**Objective:**
Gather the lines from the material that contain "года".

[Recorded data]
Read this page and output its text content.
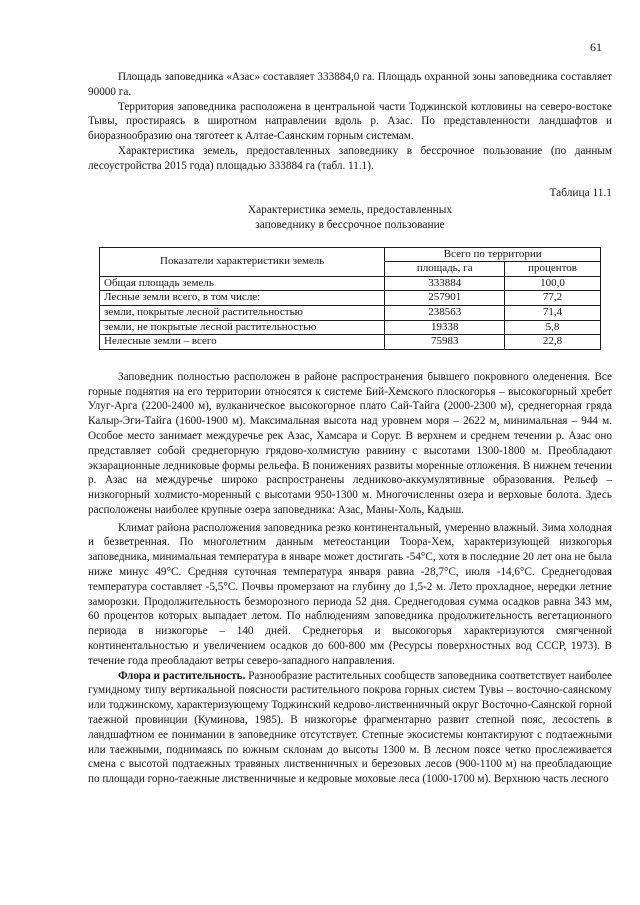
61

Площадь заповедника «Азас» составляет 333884,0 га. Площадь охранной зоны заповедника составляет 90000 га.

Территория заповедника расположена в центральной части Тоджинской котловины на северо-востоке Тывы, простираясь в широтном направлении вдоль р. Азас. По представленности ландшафтов и биоразнообразию она тяготеет к Алтае-Саянским горным системам.

Характеристика земель, предоставленных заповеднику в бессрочное пользование (по данным лесоустройства 2015 года) площадью 333884 га (табл. 11.1).

Таблица 11.1
Характеристика земель, предоставленных
заповеднику в бессрочное пользование
Показатели характеристики земель	Всего по территории	
	площадь, га	процентов
Общая площадь земель	333884	100,0
Лесные земли всего, в том числе:	257901	77,2
земли, покрытые лесной растительностью	238563	71,4
земли, не покрытые лесной растительностью	19338	5,8
Нелесные земли – всего	75983	22,8

Заповедник полностью расположен в районе распространения бывшего покровного оледенения. Все горные поднятия на его территории относятся к системе Бий-Хемского плоскогорья – высокогорный хребет Улуг-Арга (2200-2400 м), вулканическое высокогорное плато Сай-Тайга (2000-2300 м), среднегорная гряда Калыр-Эги-Тайга (1600-1900 м). Максимальная высота над уровнем моря – 2622 м, минимальная – 944 м. Особое место занимает междуречье рек Азас, Хамсара и Соруг. В верхнем и среднем течении р. Азас оно представляет собой среднегорную грядово-холмистую равнину с высотами 1300-1800 м. Преобладают экзарационные ледниковые формы рельефа. В понижениях развиты моренные отложения. В нижнем течении р. Азас на междуречье широко распространены ледниково-аккумулятивные образования. Рельеф – низкогорный холмисто-моренный с высотами 950-1300 м. Многочисленны озера и верховые болота. Здесь расположены наиболее крупные озера заповедника: Азас, Маны-Холь, Кадыш.

Климат района расположения заповедника резко континентальный, умеренно влажный. Зима холодная и безветренная. По многолетним данным метеостанции Тоора-Хем, характеризующей низкогорья заповедника, минимальная температура в январе может достигать -54°С, хотя в последние 20 лет она не была ниже минус 49°С. Средняя суточная температура января равна -28,7°С, июля -14,6°С. Среднегодовая температура составляет -5,5°С. Почвы промерзают на глубину до 1,5-2 м. Лето прохладное, нередки летние заморозки. Продолжительность безморозного периода 52 дня. Среднегодовая сумма осадков равна 343 мм, 60 процентов которых выпадает летом. По наблюдениям заповедника продолжительность вегетационного периода в низкогорье – 140 дней. Среднегорья и высокогорья характеризуются смягченной континентальностью и увеличением осадков до 600-800 мм (Ресурсы поверхностных вод СССР, 1973). В течение года преобладают ветры северо-западного направления.

Флора и растительность. Разнообразие растительных сообществ заповедника соответствует наиболее гумидному типу вертикальной поясности растительного покрова горных систем Тувы – восточно-саянскому или тоджинскому, характеризующему Тоджинский кедрово-лиственничный округ Восточно-Саянской горной таежной провинции (Куминова, 1985). В низкогорье фрагментарно развит степной пояс, лесостепь в ландшафтном ее понимании в заповеднике отсутствует. Степные экосистемы контактируют с подтаежными или таежными, поднимаясь по южным склонам до высоты 1300 м. В лесном поясе четко прослеживается смена с высотой подтаежных травяных лиственничных и березовых лесов (900-1100 м) на преобладающие по площади горно-таежные лиственничные и кедровые моховые леса (1000-1700 м). Верхнюю часть лесного
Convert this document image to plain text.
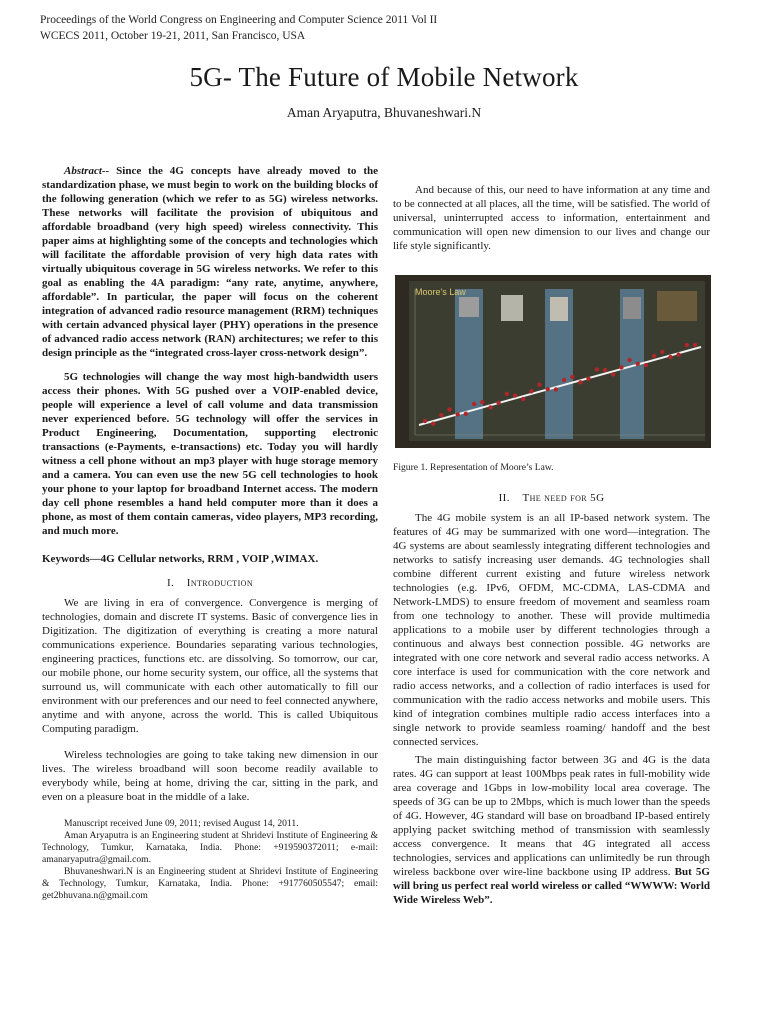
Proceedings of the World Congress on Engineering and Computer Science 2011 Vol II
WCECS 2011, October 19-21, 2011, San Francisco, USA
5G- The Future of Mobile Network
Aman Aryaputra, Bhuvaneshwari.N

Abstract-- Since the 4G concepts have already moved to the standardization phase, we must begin to work on the building blocks of the following generation (which we refer to as 5G) wireless networks. These networks will facilitate the provision of ubiquitous and affordable broadband (very high speed) wireless connectivity. This paper aims at highlighting some of the concepts and technologies which will facilitate the affordable provision of very high data rates with virtually ubiquitous coverage in 5G wireless networks. We refer to this goal as enabling the 4A paradigm: “any rate, anytime, anywhere, affordable”. In particular, the paper will focus on the coherent integration of advanced radio resource management (RRM) techniques with certain advanced physical layer (PHY) operations in the presence of advanced radio access network (RAN) architectures; we refer to this design principle as the “integrated cross-layer cross-network design”.

5G technologies will change the way most high-bandwidth users access their phones. With 5G pushed over a VOIP-enabled device, people will experience a level of call volume and data transmission never experienced before. 5G technology will offer the services in Product Engineering, Documentation, supporting electronic transactions (e-Payments, e-transactions) etc. Today you will hardly witness a cell phone without an mp3 player with huge storage memory and a camera. You can even use the new 5G cell technologies to hook your phone to your laptop for broadband Internet access. The modern day cell phone resembles a hand held computer more than it does a phone, as most of them contain cameras, video players, MP3 recording, and much more.

Keywords—4G Cellular networks, RRM , VOIP ,WIMAX.

I. Introduction

We are living in era of convergence. Convergence is merging of technologies, domain and discrete IT systems. Basic of convergence lies in Digitization. The digitization of everything is creating a more natural communications experience. Boundaries separating various technologies, engineering practices, functions etc. are dissolving. So tomorrow, our car, our mobile phone, our home security system, our office, all the systems that surround us, will communicate with each other automatically to fill our environment with our preferences and our need to feel connected anywhere, anytime and with anyone, across the world. This is called Ubiquitous Computing paradigm.

Wireless technologies are going to take taking new dimension in our lives. The wireless broadband will soon become readily available to everybody while, being at home, driving the car, sitting in the park, and even on a pleasure boat in the middle of a lake.

Manuscript received June 09, 2011; revised August 14, 2011.

Aman Aryaputra is an Engineering student at Shridevi Institute of Engineering & Technology, Tumkur, Karnataka, India. Phone: +919590372011; e-mail: amanaryaputra@gmail.com.

Bhuvaneshwari.N is an Engineering student at Shridevi Institute of Engineering & Technology, Tumkur, Karnataka, India. Phone: +917760505547; email: get2bhuvana.n@gmail.com

And because of this, our need to have information at any time and to be connected at all places, all the time, will be satisfied. The world of universal, uninterrupted access to information, entertainment and communication will open new dimension to our lives and change our life style significantly.

Moore's Law
Figure 1. Representation of Moore’s Law.
II. The need for 5G

The 4G mobile system is an all IP-based network system. The features of 4G may be summarized with one word—integration. The 4G systems are about seamlessly integrating different technologies and networks to satisfy increasing user demands. 4G technologies shall combine different current existing and future wireless network technologies (e.g. IPv6, OFDM, MC-CDMA, LAS-CDMA and Network-LMDS) to ensure freedom of movement and seamless roam from one technology to another. These will provide multimedia applications to a mobile user by different technologies through a continuous and always best connection possible. 4G networks are integrated with one core network and several radio access networks. A core interface is used for communication with the core network and radio access networks, and a collection of radio interfaces is used for communication with the radio access networks and mobile users. This kind of integration combines multiple radio access interfaces into a single network to provide seamless roaming/ handoff and the best connected services.

The main distinguishing factor between 3G and 4G is the data rates. 4G can support at least 100Mbps peak rates in full-mobility wide area coverage and 1Gbps in low-mobility local area coverage. The speeds of 3G can be up to 2Mbps, which is much lower than the speeds of 4G. However, 4G standard will base on broadband IP-based entirely applying packet switching method of transmission with seamlessly access convergence. It means that 4G integrated all access technologies, services and applications can unlimitedly be run through wireless backbone over wire-line backbone using IP address. But 5G will bring us perfect real world wireless or called “WWWW: World Wide Wireless Web”.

**Response for this exercise:**
Характеристика земель, предоставленных заповеднику в бессрочное пользование (по данным лесоустройства 2015 года) площадью 333884 га (табл. 11.1).
Климат района расположения заповедника резко континентальный, умеренно влажный. Зима холодная и безветренная. По многолетним данным метеостанции Тоора-Хем, характеризующей низкогорья заповедника, минимальная температура в январе может достигать -54°С, хотя в последние 20 лет она не была ниже минус 49°С. Средняя суточная температура января равна -28,7°С, июля -14,6°С. Среднегодовая температура составляет -5,5°С. Почвы промерзают на глубину до 1,5-2 м. Лето прохладное, нередки летние заморозки. Продолжительность безморозного периода 52 дня. Среднегодовая сумма осадков равна 343 мм, 60 процентов которых выпадает летом. По наблюдениям заповедника продолжительность вегетационного периода в низкогорье – 140 дней. Среднегорья и высокогорья характеризуются смягченной континентальностью и увеличением осадков до 600-800 мм (Ресурсы поверхностных вод СССР, 1973). В течение года преобладают ветры северо-западного направления.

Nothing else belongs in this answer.